▶ [Given request] Rewrite the listing below with each "data-point" replaced by "marker" and everything else left unchanged.

▶ [Material to process]
## Start
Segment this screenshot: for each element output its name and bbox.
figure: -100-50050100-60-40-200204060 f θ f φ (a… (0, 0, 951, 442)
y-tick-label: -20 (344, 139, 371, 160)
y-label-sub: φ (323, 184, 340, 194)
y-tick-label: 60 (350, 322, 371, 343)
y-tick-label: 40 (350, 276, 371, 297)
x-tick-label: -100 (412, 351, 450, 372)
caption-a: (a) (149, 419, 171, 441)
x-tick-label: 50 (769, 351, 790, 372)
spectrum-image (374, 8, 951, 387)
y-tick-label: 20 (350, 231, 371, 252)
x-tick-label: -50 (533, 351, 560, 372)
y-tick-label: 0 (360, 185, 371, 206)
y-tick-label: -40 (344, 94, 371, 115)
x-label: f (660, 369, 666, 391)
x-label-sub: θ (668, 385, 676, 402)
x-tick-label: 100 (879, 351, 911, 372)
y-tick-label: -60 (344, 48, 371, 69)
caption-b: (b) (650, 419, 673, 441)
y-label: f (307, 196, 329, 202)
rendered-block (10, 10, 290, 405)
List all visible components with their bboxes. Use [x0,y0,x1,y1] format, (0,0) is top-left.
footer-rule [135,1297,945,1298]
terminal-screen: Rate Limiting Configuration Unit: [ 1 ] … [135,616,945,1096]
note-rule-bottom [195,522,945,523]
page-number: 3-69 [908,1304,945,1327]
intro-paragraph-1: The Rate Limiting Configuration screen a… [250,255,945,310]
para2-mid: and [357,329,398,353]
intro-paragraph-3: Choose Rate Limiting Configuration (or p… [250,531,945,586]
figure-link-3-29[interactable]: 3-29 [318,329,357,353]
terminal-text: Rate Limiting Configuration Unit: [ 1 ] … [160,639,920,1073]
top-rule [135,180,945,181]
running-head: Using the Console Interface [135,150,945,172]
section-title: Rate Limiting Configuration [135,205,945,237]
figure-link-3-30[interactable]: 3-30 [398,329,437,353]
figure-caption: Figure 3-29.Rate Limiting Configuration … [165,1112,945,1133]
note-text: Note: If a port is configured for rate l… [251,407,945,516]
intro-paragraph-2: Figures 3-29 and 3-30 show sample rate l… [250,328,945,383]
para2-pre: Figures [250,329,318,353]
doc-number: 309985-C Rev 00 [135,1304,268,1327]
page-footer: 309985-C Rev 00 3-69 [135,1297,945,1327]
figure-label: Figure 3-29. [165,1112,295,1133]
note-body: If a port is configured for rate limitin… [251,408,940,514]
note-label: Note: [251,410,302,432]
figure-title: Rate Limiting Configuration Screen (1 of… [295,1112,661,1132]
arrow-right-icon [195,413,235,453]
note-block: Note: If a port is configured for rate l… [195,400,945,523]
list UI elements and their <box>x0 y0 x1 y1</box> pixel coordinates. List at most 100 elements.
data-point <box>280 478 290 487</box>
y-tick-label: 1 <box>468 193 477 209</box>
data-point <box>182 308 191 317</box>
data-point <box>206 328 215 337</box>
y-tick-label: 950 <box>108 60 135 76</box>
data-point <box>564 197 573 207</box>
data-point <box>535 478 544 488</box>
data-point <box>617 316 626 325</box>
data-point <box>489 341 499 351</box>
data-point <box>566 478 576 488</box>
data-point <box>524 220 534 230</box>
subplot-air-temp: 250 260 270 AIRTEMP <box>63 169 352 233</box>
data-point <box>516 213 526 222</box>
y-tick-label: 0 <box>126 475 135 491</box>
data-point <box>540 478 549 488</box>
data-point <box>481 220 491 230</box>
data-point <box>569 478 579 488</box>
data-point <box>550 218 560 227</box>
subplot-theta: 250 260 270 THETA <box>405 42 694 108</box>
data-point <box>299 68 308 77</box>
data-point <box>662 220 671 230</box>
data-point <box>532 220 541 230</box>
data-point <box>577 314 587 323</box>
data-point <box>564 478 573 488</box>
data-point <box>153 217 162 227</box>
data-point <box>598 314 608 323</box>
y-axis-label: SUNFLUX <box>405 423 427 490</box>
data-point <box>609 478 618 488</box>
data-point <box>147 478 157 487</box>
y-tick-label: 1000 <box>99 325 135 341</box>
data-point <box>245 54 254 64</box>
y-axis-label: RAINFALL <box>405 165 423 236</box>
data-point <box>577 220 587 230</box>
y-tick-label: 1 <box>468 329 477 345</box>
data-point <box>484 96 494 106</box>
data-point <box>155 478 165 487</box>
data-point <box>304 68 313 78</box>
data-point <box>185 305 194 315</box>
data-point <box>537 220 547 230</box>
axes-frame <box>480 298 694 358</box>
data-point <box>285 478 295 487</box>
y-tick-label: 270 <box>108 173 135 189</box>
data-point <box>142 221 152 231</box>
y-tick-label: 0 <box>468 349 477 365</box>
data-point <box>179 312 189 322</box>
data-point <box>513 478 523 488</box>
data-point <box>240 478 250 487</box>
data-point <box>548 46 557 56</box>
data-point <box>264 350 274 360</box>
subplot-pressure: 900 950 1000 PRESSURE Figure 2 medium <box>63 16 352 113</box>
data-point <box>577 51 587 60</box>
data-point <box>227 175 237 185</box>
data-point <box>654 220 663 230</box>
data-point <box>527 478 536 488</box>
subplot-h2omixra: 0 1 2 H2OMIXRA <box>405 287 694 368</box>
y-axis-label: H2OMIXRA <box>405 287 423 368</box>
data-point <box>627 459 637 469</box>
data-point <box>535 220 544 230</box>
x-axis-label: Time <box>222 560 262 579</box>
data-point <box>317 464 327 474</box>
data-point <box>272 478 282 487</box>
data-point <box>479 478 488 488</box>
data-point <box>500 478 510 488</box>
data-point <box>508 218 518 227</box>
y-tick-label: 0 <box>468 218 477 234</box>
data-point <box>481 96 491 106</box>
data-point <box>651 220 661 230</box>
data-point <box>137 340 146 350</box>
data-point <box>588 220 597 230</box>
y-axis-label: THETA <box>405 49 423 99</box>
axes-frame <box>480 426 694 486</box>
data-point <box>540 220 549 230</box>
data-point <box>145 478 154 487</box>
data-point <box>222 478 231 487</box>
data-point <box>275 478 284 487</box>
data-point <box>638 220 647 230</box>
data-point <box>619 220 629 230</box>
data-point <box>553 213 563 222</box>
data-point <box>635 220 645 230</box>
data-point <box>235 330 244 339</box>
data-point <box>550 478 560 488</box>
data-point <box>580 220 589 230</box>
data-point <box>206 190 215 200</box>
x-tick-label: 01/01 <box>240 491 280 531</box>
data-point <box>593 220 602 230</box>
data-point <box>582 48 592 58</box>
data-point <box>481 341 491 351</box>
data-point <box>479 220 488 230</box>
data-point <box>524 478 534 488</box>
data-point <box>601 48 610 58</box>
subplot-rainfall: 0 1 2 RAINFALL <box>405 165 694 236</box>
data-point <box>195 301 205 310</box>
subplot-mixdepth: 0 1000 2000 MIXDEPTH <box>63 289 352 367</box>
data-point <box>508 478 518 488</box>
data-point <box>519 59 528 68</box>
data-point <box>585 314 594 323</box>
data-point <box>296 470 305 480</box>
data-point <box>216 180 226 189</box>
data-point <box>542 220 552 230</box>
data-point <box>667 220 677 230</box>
## End
▶ [The completed task]
Segment this screenshot: for each element output its name and bbox.
figure: -100-50050100-60-40-200204060 f θ f φ (a… (0, 0, 951, 442)
y-tick-label: -20 (344, 139, 371, 160)
y-label-sub: φ (323, 184, 340, 194)
y-tick-label: 60 (350, 322, 371, 343)
y-tick-label: 40 (350, 276, 371, 297)
x-tick-label: -100 (412, 351, 450, 372)
caption-a: (a) (149, 419, 171, 441)
x-tick-label: 50 (769, 351, 790, 372)
spectrum-image (374, 8, 951, 387)
y-tick-label: 20 (350, 231, 371, 252)
x-tick-label: -50 (533, 351, 560, 372)
y-tick-label: 0 (360, 185, 371, 206)
y-tick-label: -40 (344, 94, 371, 115)
x-label: f (660, 369, 666, 391)
x-label-sub: θ (668, 385, 676, 402)
x-tick-label: 100 (879, 351, 911, 372)
y-tick-label: -60 (344, 48, 371, 69)
caption-b: (b) (650, 419, 673, 441)
y-label: f (307, 196, 329, 202)
rendered-block (10, 10, 290, 405)
List all visible components with their bboxes. Use [x0,y0,x1,y1] format, (0,0) is top-left.
footer-rule [135,1297,945,1298]
terminal-screen: Rate Limiting Configuration Unit: [ 1 ] … [135,616,945,1096]
note-rule-bottom [195,522,945,523]
page-number: 3-69 [908,1304,945,1327]
intro-paragraph-1: The Rate Limiting Configuration screen a… [250,255,945,310]
para2-mid: and [357,329,398,353]
intro-paragraph-3: Choose Rate Limiting Configuration (or p… [250,531,945,586]
figure-link-3-29[interactable]: 3-29 [318,329,357,353]
terminal-text: Rate Limiting Configuration Unit: [ 1 ] … [160,639,920,1073]
top-rule [135,180,945,181]
running-head: Using the Console Interface [135,150,945,172]
section-title: Rate Limiting Configuration [135,205,945,237]
figure-link-3-30[interactable]: 3-30 [398,329,437,353]
figure-caption: Figure 3-29.Rate Limiting Configuration … [165,1112,945,1133]
note-text: Note: If a port is configured for rate l… [251,407,945,516]
intro-paragraph-2: Figures 3-29 and 3-30 show sample rate l… [250,328,945,383]
para2-pre: Figures [250,329,318,353]
doc-number: 309985-C Rev 00 [135,1304,268,1327]
page-footer: 309985-C Rev 00 3-69 [135,1297,945,1327]
figure-label: Figure 3-29. [165,1112,295,1133]
note-body: If a port is configured for rate limitin… [251,408,940,514]
note-label: Note: [251,410,302,432]
figure-title: Rate Limiting Configuration Screen (1 of… [295,1112,661,1132]
arrow-right-icon [195,413,235,453]
note-block: Note: If a port is configured for rate l… [195,400,945,523]
list UI elements and their <box>x0 y0 x1 y1</box> pixel coordinates. List at most 100 elements.
marker <box>280 478 290 487</box>
y-tick-label: 1 <box>468 193 477 209</box>
marker <box>182 308 191 317</box>
marker <box>206 328 215 337</box>
y-tick-label: 950 <box>108 60 135 76</box>
marker <box>564 197 573 207</box>
marker <box>535 478 544 488</box>
marker <box>617 316 626 325</box>
marker <box>489 341 499 351</box>
marker <box>566 478 576 488</box>
marker <box>524 220 534 230</box>
subplot-air-temp: 250 260 270 AIRTEMP <box>63 169 352 233</box>
marker <box>516 213 526 222</box>
y-tick-label: 0 <box>126 475 135 491</box>
marker <box>540 478 549 488</box>
marker <box>481 220 491 230</box>
marker <box>569 478 579 488</box>
marker <box>550 218 560 227</box>
subplot-theta: 250 260 270 THETA <box>405 42 694 108</box>
marker <box>299 68 308 77</box>
marker <box>662 220 671 230</box>
marker <box>532 220 541 230</box>
marker <box>577 314 587 323</box>
marker <box>564 478 573 488</box>
marker <box>153 217 162 227</box>
marker <box>598 314 608 323</box>
y-axis-label: SUNFLUX <box>405 423 427 490</box>
marker <box>609 478 618 488</box>
marker <box>147 478 157 487</box>
y-tick-label: 1000 <box>99 325 135 341</box>
marker <box>245 54 254 64</box>
y-axis-label: RAINFALL <box>405 165 423 236</box>
marker <box>577 220 587 230</box>
y-tick-label: 1 <box>468 329 477 345</box>
marker <box>484 96 494 106</box>
marker <box>155 478 165 487</box>
marker <box>304 68 313 78</box>
marker <box>185 305 194 315</box>
marker <box>537 220 547 230</box>
axes-frame <box>480 298 694 358</box>
marker <box>285 478 295 487</box>
y-tick-label: 270 <box>108 173 135 189</box>
marker <box>142 221 152 231</box>
y-tick-label: 0 <box>468 349 477 365</box>
marker <box>179 312 189 322</box>
marker <box>513 478 523 488</box>
marker <box>240 478 250 487</box>
marker <box>548 46 557 56</box>
marker <box>264 350 274 360</box>
subplot-pressure: 900 950 1000 PRESSURE Figure 2 medium <box>63 16 352 113</box>
marker <box>577 51 587 60</box>
marker <box>227 175 237 185</box>
marker <box>654 220 663 230</box>
marker <box>527 478 536 488</box>
subplot-h2omixra: 0 1 2 H2OMIXRA <box>405 287 694 368</box>
y-axis-label: H2OMIXRA <box>405 287 423 368</box>
marker <box>627 459 637 469</box>
marker <box>535 220 544 230</box>
x-axis-label: Time <box>222 560 262 579</box>
marker <box>317 464 327 474</box>
marker <box>272 478 282 487</box>
marker <box>479 478 488 488</box>
marker <box>500 478 510 488</box>
marker <box>508 218 518 227</box>
y-tick-label: 0 <box>468 218 477 234</box>
marker <box>481 96 491 106</box>
marker <box>651 220 661 230</box>
marker <box>137 340 146 350</box>
marker <box>588 220 597 230</box>
y-axis-label: THETA <box>405 49 423 99</box>
axes-frame <box>480 426 694 486</box>
marker <box>540 220 549 230</box>
marker <box>145 478 154 487</box>
marker <box>222 478 231 487</box>
marker <box>275 478 284 487</box>
marker <box>638 220 647 230</box>
marker <box>619 220 629 230</box>
marker <box>553 213 563 222</box>
marker <box>635 220 645 230</box>
marker <box>235 330 244 339</box>
marker <box>550 478 560 488</box>
marker <box>580 220 589 230</box>
marker <box>206 190 215 200</box>
x-tick-label: 01/01 <box>240 491 280 531</box>
marker <box>593 220 602 230</box>
marker <box>582 48 592 58</box>
marker <box>481 341 491 351</box>
marker <box>479 220 488 230</box>
marker <box>524 478 534 488</box>
marker <box>601 48 610 58</box>
subplot-rainfall: 0 1 2 RAINFALL <box>405 165 694 236</box>
marker <box>195 301 205 310</box>
subplot-mixdepth: 0 1000 2000 MIXDEPTH <box>63 289 352 367</box>
marker <box>508 478 518 488</box>
marker <box>519 59 528 68</box>
marker <box>585 314 594 323</box>
marker <box>296 470 305 480</box>
marker <box>216 180 226 189</box>
marker <box>542 220 552 230</box>
marker <box>667 220 677 230</box>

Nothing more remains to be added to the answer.